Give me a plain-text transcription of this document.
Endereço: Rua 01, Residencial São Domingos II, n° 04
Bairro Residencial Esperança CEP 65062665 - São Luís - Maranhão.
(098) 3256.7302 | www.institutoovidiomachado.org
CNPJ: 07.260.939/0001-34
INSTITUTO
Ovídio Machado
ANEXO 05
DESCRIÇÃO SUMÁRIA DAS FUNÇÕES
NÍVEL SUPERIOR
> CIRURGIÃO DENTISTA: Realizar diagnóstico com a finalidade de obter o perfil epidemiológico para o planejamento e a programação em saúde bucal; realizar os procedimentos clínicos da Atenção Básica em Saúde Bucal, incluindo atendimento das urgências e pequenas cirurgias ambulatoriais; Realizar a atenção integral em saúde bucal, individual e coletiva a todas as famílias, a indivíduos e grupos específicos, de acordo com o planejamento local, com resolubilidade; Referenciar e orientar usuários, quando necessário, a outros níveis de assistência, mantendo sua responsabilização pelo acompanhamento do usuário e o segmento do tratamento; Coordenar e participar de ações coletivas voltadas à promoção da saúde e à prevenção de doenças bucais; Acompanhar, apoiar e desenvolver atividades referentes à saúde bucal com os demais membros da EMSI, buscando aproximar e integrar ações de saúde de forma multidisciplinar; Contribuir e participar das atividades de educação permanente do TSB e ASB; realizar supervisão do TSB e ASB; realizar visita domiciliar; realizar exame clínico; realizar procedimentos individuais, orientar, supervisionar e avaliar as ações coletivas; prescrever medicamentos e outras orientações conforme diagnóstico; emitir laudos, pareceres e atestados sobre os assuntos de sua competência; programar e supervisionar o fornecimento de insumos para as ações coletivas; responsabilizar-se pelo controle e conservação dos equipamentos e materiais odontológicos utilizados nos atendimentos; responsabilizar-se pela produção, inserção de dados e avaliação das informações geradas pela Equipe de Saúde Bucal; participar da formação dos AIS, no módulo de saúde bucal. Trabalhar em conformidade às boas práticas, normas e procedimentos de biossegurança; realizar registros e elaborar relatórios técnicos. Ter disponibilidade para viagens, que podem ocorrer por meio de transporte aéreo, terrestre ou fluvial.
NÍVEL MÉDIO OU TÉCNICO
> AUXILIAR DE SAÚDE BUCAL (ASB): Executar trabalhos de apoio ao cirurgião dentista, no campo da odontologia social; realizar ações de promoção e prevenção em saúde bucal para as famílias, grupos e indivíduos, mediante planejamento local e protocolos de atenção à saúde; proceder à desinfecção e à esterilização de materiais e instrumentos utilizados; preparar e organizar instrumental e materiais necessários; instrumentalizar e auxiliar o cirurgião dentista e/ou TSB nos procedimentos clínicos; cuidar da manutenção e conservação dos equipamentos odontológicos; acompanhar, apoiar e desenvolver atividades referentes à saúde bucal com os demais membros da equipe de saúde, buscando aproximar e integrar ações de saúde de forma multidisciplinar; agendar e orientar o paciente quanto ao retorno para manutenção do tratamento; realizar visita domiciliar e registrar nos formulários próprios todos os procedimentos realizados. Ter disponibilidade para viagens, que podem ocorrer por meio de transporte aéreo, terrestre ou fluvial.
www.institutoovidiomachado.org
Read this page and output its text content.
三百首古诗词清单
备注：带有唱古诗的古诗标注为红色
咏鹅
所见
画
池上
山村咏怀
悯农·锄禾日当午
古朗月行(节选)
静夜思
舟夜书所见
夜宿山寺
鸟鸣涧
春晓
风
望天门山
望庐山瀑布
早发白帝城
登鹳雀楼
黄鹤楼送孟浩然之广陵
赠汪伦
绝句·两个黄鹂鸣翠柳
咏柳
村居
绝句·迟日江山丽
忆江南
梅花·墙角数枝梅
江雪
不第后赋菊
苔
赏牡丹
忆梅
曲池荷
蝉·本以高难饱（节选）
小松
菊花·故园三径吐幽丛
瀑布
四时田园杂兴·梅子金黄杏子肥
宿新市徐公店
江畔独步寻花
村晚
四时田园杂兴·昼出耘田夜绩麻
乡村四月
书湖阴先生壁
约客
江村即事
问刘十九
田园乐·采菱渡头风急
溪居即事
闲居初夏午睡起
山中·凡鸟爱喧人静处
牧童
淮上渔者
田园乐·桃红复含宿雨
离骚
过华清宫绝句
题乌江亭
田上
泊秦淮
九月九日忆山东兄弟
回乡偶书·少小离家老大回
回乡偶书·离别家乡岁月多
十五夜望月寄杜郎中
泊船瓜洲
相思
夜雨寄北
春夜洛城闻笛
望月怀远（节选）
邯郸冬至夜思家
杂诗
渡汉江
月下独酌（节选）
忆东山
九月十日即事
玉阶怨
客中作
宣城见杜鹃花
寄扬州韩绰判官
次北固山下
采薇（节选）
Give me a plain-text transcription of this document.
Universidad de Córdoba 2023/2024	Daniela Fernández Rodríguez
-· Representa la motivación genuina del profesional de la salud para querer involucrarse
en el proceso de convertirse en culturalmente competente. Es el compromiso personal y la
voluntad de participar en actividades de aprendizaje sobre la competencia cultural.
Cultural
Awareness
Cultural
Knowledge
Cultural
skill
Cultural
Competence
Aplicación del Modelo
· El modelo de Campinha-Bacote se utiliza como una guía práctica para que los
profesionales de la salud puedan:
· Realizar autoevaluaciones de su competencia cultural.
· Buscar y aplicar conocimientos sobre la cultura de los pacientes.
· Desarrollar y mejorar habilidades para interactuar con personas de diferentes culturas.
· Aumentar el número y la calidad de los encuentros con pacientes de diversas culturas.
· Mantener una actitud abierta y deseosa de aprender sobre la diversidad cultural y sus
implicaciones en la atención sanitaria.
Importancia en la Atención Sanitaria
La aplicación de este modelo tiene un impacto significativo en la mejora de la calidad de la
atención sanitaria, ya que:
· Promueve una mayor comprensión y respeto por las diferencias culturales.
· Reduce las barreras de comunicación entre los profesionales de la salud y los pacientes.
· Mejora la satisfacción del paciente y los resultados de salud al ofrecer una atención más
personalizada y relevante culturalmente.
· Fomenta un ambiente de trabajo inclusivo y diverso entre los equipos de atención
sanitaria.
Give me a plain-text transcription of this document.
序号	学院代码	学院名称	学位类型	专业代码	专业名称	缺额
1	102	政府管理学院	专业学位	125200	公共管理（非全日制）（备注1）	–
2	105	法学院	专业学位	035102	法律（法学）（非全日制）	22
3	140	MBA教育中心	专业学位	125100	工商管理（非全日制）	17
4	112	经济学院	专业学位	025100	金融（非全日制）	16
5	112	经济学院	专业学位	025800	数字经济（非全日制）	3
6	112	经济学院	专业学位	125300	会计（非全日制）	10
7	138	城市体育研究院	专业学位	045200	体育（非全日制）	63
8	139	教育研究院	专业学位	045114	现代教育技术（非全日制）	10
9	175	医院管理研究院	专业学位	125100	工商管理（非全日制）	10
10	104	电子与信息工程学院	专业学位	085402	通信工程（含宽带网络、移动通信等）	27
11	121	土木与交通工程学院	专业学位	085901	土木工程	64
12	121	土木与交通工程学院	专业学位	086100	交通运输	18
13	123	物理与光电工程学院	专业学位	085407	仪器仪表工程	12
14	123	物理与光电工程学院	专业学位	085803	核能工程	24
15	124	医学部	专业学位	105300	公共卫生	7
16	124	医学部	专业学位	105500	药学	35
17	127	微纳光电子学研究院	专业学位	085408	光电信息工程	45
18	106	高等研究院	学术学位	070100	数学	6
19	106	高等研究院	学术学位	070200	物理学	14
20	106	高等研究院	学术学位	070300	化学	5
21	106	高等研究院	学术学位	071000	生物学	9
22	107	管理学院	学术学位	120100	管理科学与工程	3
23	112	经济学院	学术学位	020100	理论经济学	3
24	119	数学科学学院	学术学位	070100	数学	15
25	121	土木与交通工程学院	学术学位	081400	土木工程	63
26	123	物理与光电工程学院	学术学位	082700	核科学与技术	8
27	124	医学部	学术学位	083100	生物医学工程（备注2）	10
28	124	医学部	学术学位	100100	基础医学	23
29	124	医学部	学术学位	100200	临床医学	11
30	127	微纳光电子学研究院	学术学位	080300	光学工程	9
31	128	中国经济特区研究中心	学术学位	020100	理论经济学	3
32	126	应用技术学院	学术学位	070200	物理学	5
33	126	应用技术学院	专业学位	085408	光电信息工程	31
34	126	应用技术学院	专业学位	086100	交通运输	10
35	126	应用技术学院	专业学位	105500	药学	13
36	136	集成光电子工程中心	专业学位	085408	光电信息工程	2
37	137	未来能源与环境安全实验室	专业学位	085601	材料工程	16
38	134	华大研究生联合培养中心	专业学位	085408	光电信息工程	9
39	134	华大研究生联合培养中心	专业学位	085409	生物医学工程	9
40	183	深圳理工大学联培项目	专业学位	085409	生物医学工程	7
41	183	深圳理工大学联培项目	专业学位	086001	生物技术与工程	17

# TASK REQUIREMENTS
Scan the material above for the word "微纳光电子学研究院". Copy each line where it occurs.

# FINAL RESULT
17	127	微纳光电子学研究院	专业学位	085408	光电信息工程	45
30	127	微纳光电子学研究院	学术学位	080300	光学工程	9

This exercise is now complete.